**SHORT EXERCISE**
From the data that follows, copy every line holding the string "dnia".

**Records from a dataset**
-.-.-

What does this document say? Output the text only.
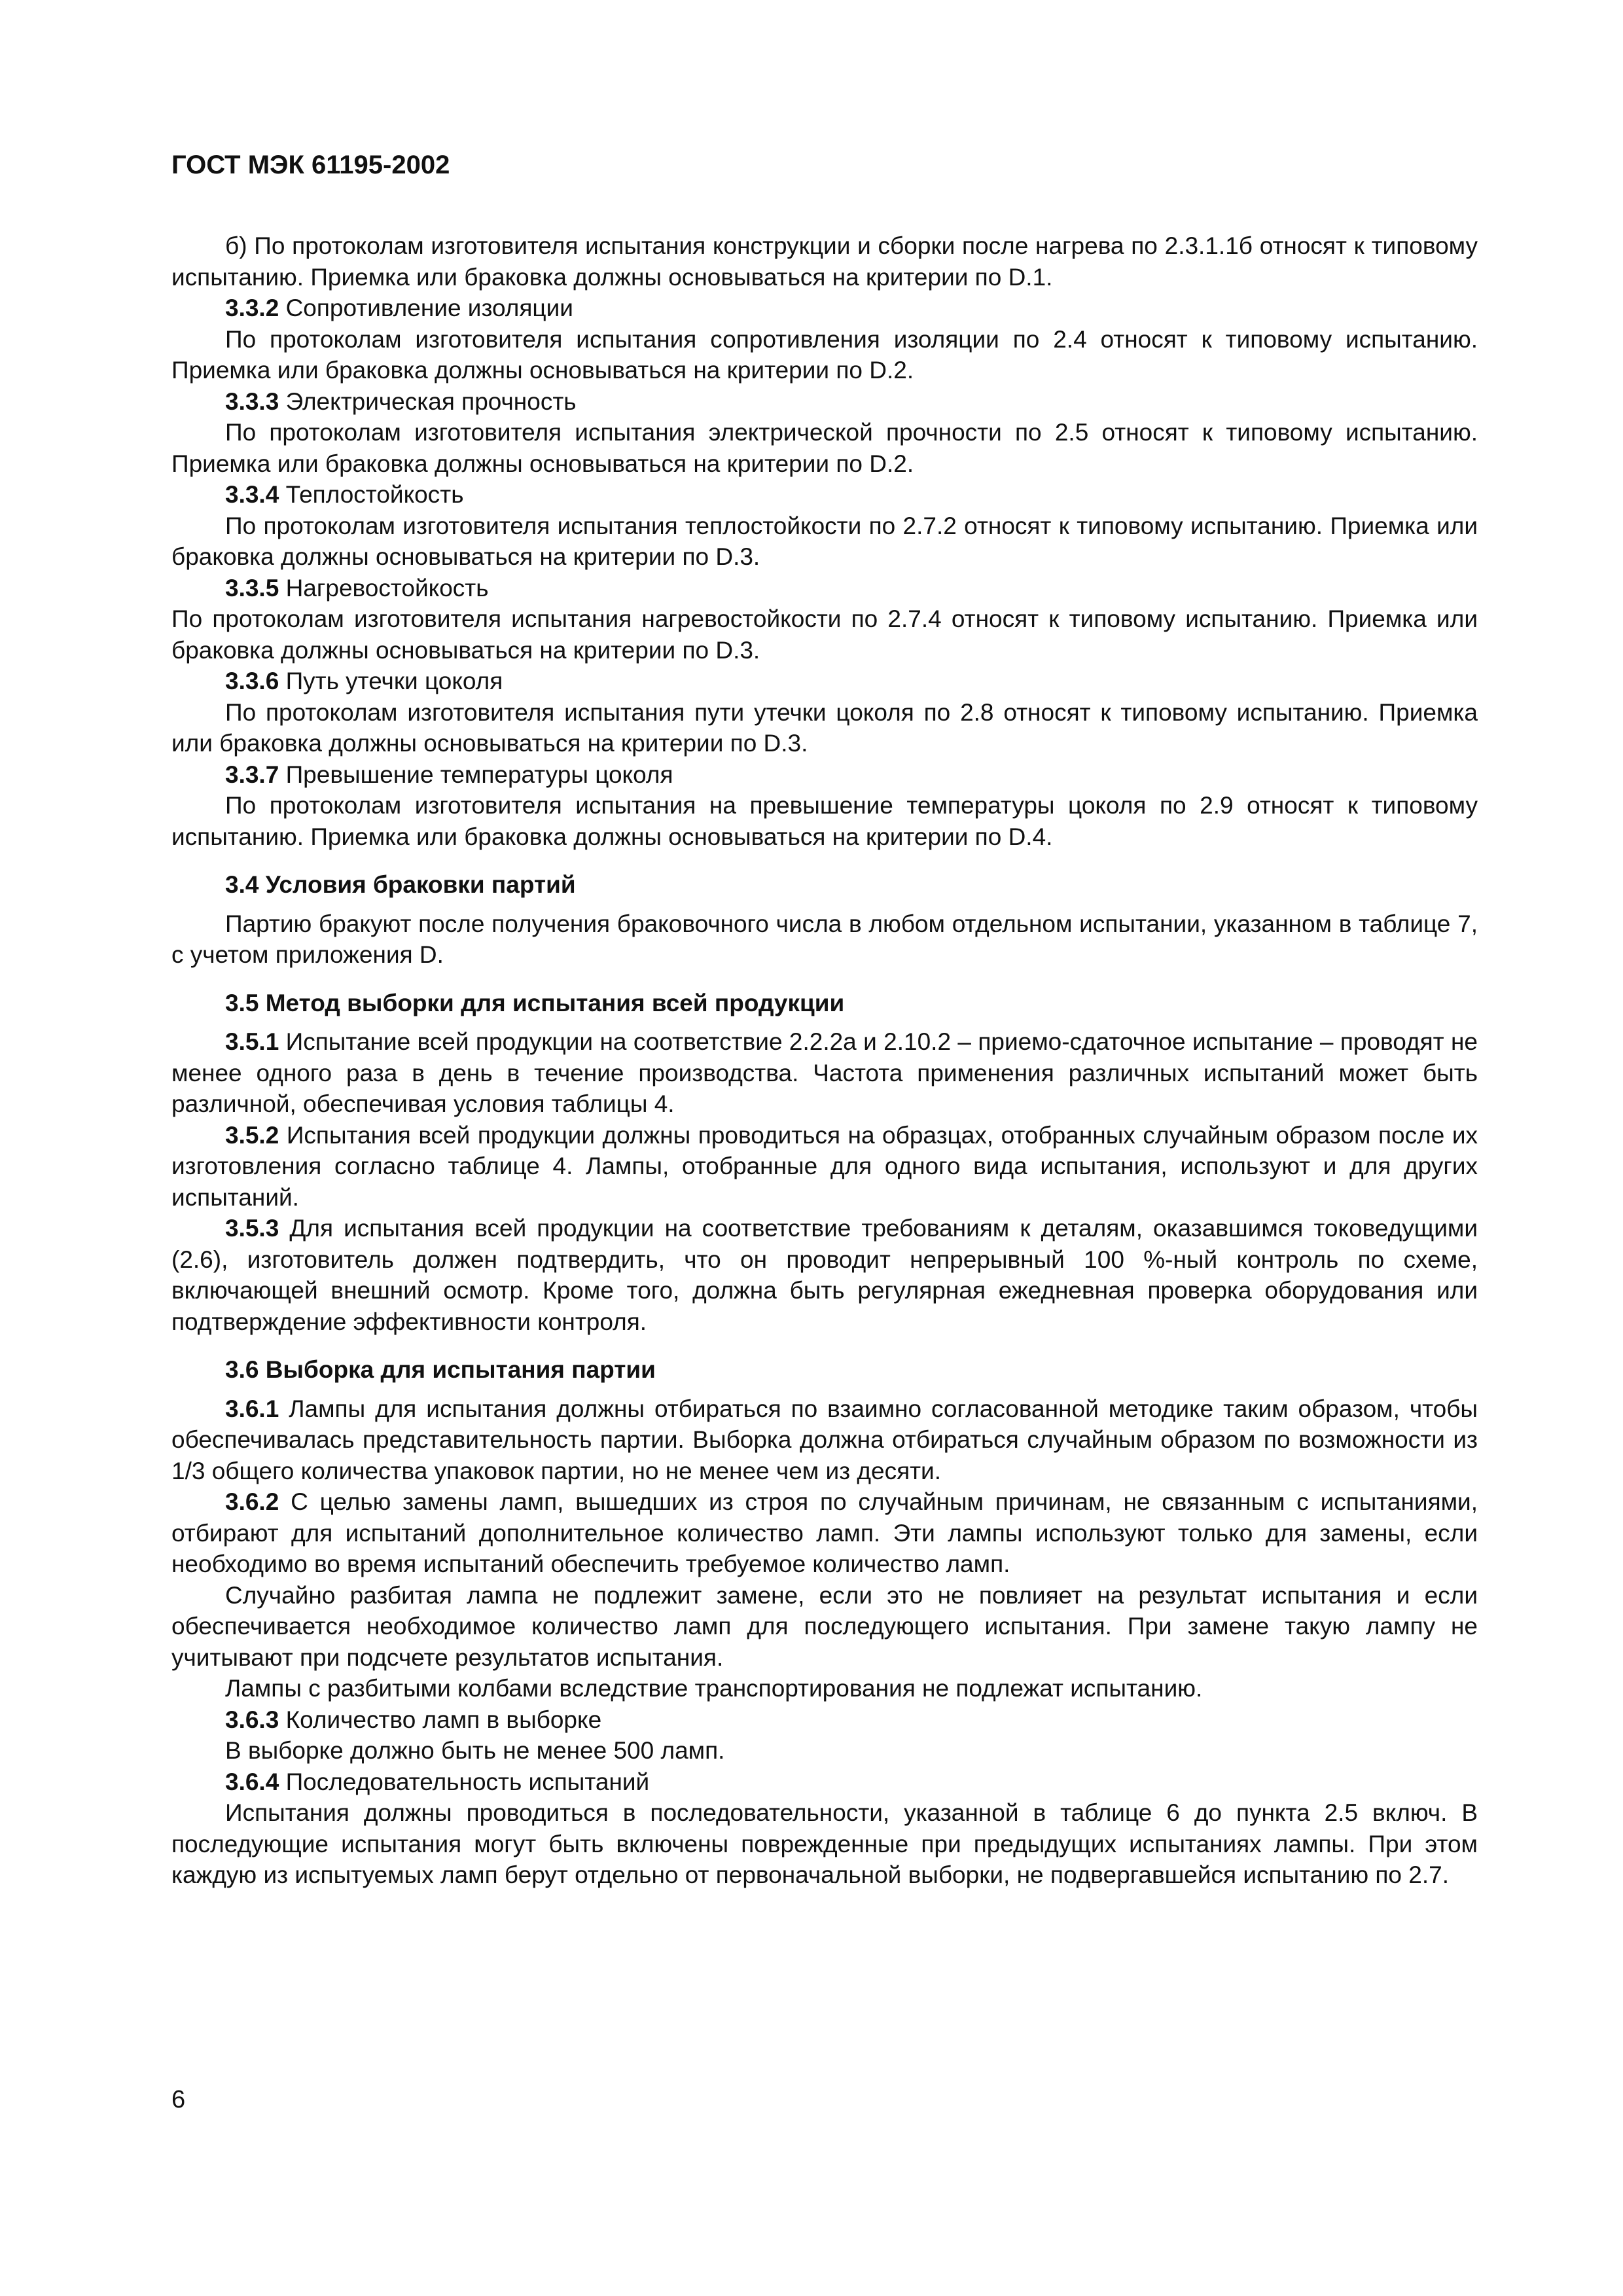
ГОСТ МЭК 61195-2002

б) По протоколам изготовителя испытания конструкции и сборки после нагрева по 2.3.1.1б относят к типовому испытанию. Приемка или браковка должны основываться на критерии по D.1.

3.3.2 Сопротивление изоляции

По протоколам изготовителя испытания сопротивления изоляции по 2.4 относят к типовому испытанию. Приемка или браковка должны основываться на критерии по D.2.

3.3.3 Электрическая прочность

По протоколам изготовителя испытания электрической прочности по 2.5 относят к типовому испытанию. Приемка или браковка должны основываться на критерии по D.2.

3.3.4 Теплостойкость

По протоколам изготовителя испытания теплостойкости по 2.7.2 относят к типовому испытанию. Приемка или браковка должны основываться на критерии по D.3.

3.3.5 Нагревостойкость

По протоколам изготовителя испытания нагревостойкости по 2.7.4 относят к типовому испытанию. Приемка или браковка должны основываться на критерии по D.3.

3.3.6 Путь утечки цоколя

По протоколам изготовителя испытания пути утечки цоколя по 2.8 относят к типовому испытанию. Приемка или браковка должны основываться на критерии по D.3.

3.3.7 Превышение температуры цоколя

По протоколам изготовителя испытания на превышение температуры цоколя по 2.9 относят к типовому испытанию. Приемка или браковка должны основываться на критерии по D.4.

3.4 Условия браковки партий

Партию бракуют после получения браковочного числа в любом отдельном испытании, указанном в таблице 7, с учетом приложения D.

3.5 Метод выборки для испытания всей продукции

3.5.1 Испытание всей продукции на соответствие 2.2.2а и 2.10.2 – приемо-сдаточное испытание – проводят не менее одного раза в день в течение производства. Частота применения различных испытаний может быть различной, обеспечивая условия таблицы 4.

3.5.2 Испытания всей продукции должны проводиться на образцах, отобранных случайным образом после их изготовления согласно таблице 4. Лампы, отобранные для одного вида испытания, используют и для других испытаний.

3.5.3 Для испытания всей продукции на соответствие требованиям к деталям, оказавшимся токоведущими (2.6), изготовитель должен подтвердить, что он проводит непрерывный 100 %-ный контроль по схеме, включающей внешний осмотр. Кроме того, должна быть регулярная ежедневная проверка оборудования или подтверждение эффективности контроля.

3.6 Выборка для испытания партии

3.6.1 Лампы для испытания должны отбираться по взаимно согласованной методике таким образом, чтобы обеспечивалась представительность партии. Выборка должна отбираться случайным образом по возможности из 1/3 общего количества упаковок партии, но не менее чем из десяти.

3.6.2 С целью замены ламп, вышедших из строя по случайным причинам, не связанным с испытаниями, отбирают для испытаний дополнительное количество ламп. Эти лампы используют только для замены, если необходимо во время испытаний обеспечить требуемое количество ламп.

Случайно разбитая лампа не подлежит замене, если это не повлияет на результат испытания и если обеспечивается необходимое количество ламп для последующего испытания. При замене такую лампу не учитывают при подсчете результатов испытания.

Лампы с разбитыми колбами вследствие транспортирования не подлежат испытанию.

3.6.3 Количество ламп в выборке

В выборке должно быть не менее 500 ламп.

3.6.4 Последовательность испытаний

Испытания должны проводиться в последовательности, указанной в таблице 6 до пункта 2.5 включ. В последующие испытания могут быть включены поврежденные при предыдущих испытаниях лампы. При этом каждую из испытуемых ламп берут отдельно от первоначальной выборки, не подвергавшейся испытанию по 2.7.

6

-.-.-

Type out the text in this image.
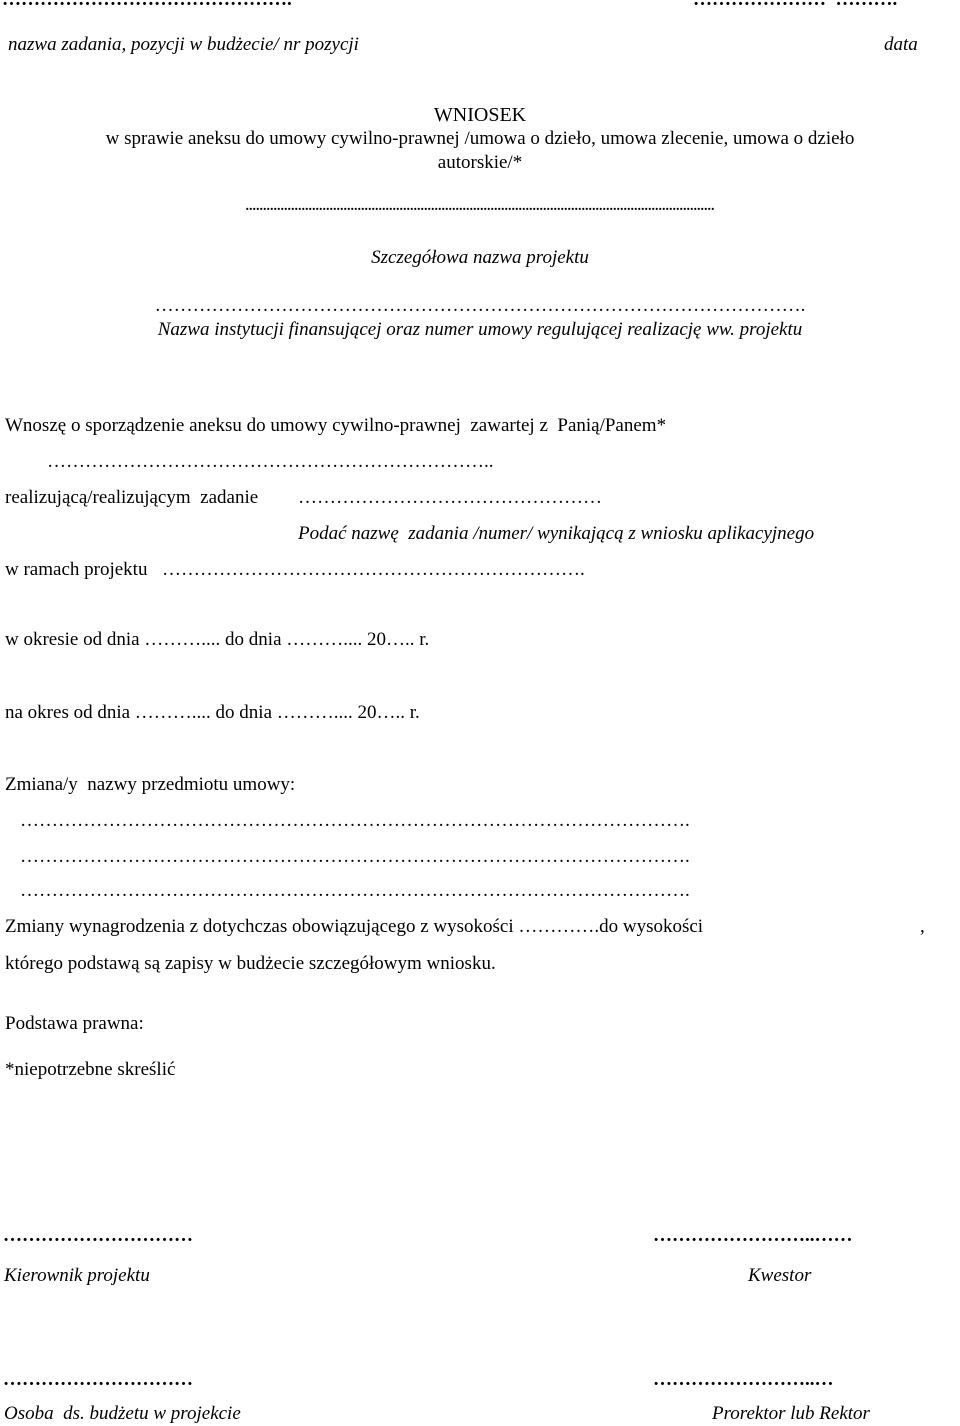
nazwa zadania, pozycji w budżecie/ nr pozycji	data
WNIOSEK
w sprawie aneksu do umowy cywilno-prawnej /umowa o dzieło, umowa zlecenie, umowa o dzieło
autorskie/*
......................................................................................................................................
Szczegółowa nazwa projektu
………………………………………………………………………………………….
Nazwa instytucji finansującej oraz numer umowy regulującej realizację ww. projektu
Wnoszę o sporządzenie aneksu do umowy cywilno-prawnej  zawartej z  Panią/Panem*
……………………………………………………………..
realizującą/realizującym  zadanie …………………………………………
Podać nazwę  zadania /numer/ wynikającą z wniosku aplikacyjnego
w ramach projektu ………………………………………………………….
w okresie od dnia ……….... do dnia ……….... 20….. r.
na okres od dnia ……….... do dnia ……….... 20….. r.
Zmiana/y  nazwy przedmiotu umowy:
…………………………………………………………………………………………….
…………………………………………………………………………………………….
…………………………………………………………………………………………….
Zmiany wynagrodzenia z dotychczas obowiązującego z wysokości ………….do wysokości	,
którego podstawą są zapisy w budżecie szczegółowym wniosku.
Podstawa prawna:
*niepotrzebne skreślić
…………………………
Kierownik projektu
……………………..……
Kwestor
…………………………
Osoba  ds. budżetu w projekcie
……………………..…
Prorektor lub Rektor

-.-.-

**ANSWER**
w okresie od dnia ……….... do dnia ……….... 20….. r.
na okres od dnia ……….... do dnia ……….... 20….. r.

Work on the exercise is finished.